» **What you should do**
Restate the listing below word for word, omitting any images.

» **Records for the exercise**
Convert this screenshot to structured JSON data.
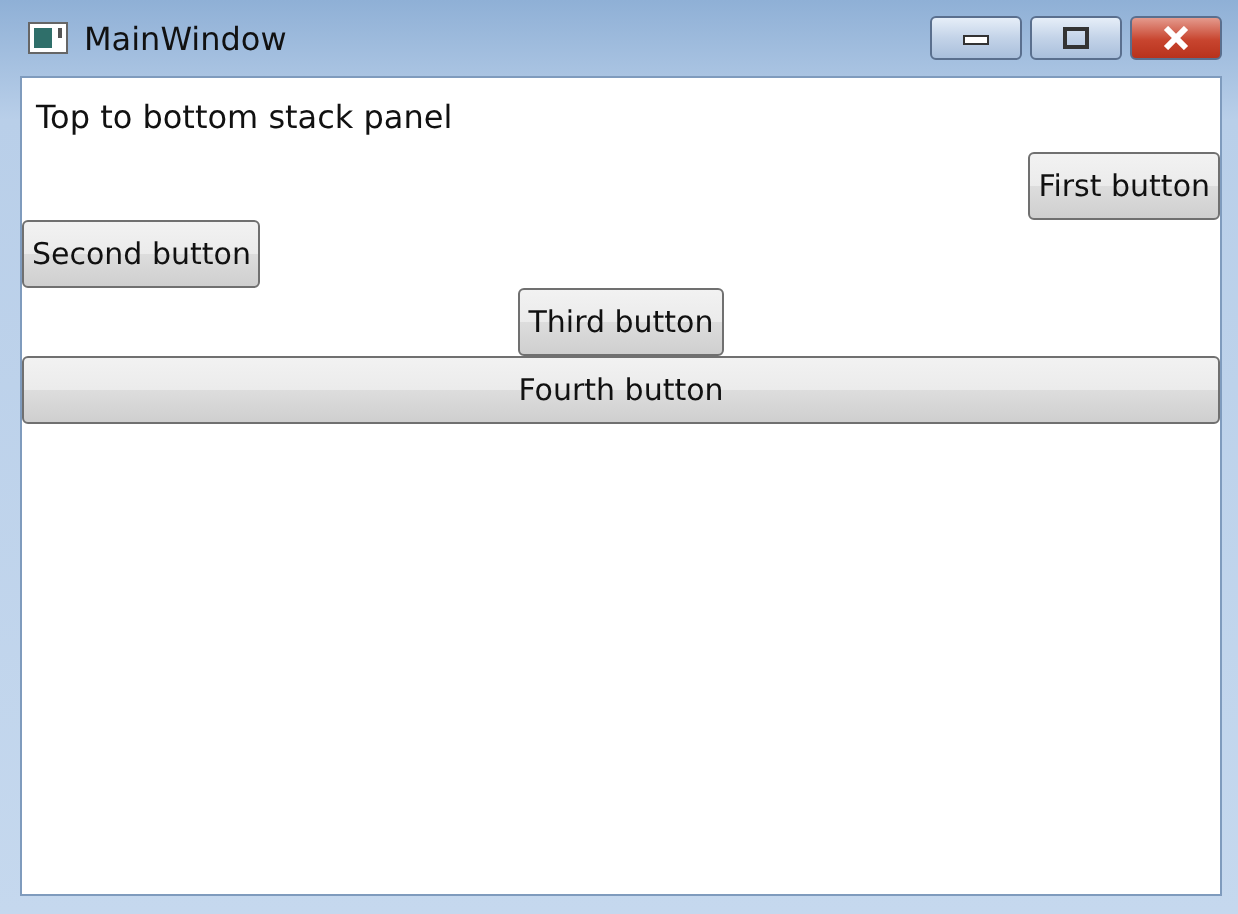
{
  "window": {
    "title": "MainWindow"
  },
  "panel": {
    "label": "Top to bottom stack panel"
  },
  "buttons": [
    {
      "label": "First button",
      "kind": "right"
    },
    {
      "label": "Second button",
      "kind": "left"
    },
    {
      "label": "Third button",
      "kind": "center"
    },
    {
      "label": "Fourth button",
      "kind": "stretch"
    }
  ]
}
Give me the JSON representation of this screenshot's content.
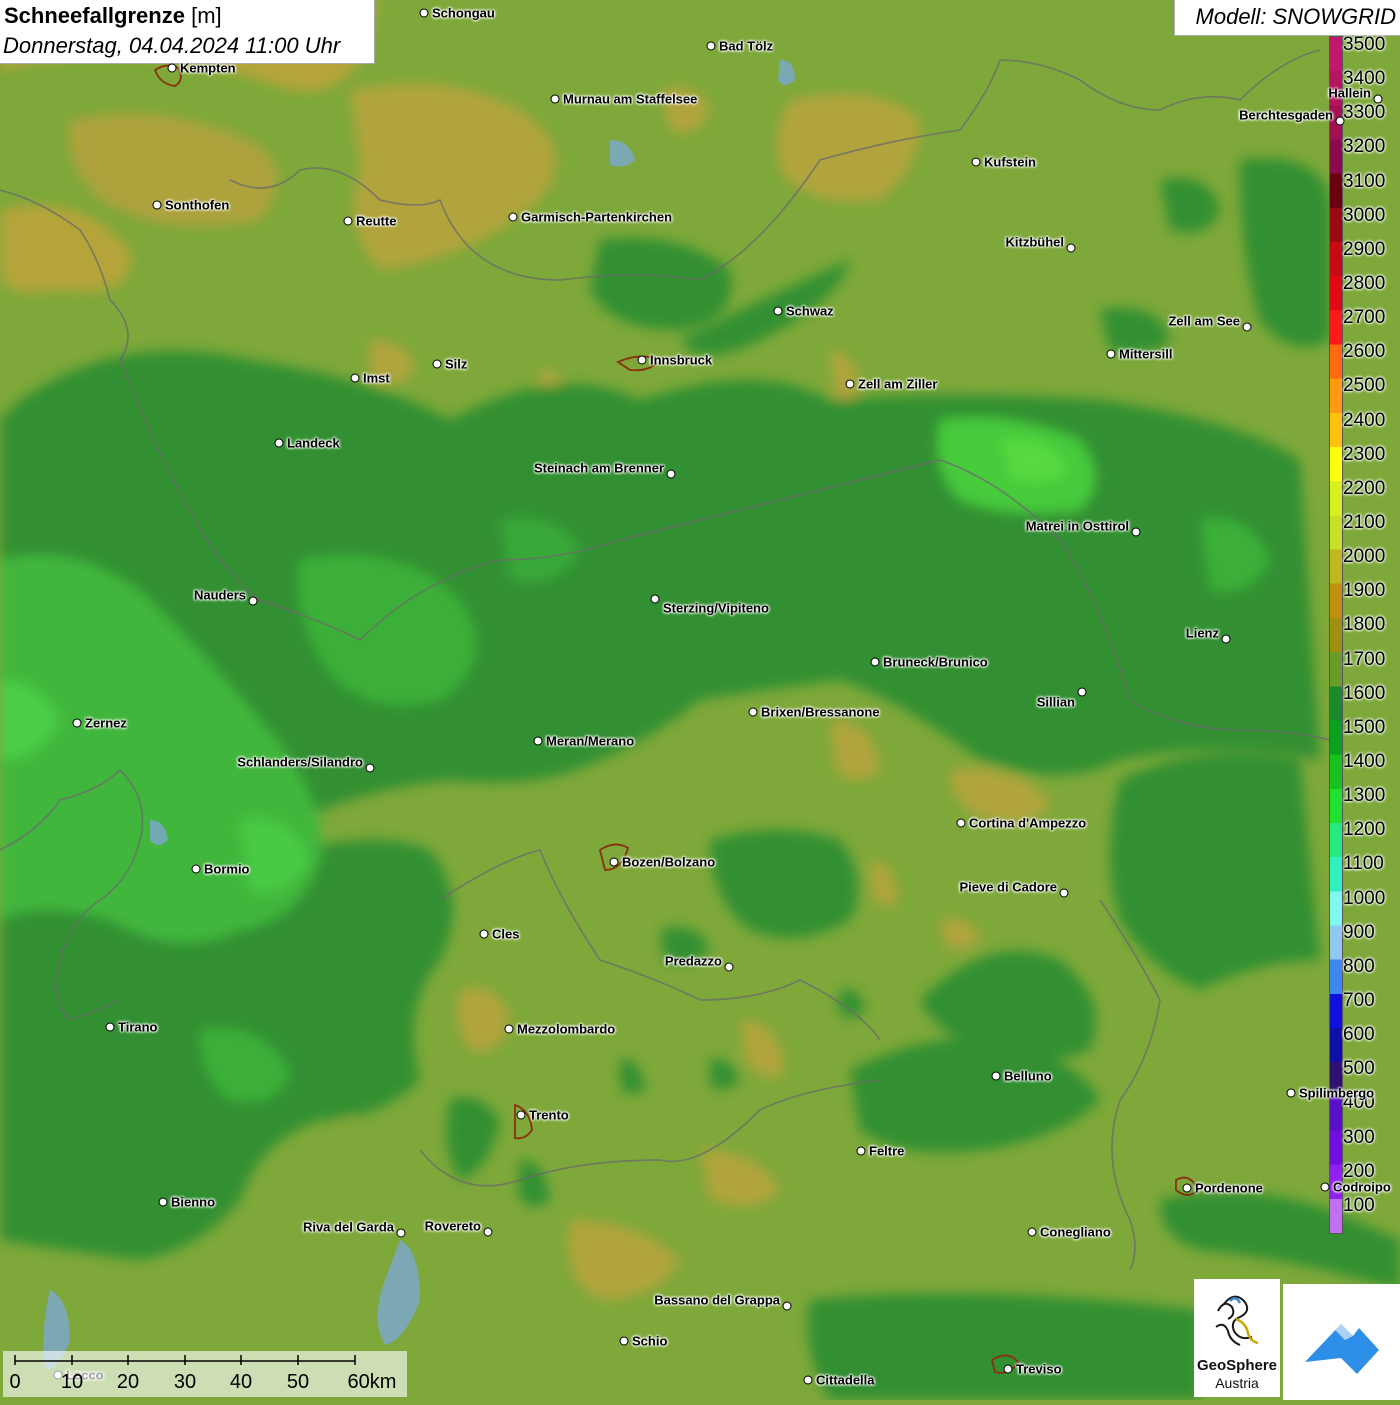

» **Output below**
Convert this screenshot to structured JSON data.
{
  "window": {
    "title": "MainWindow"
  },
  "panel": {
    "label": "Top to bottom stack panel"
  },
  "buttons": [
    {
      "label": "First button",
      "kind": "right"
    },
    {
      "label": "Second button",
      "kind": "left"
    },
    {
      "label": "Third button",
      "kind": "center"
    },
    {
      "label": "Fourth button",
      "kind": "stretch"
    }
  ]
}
Give me the JSON representation of this screenshot's content.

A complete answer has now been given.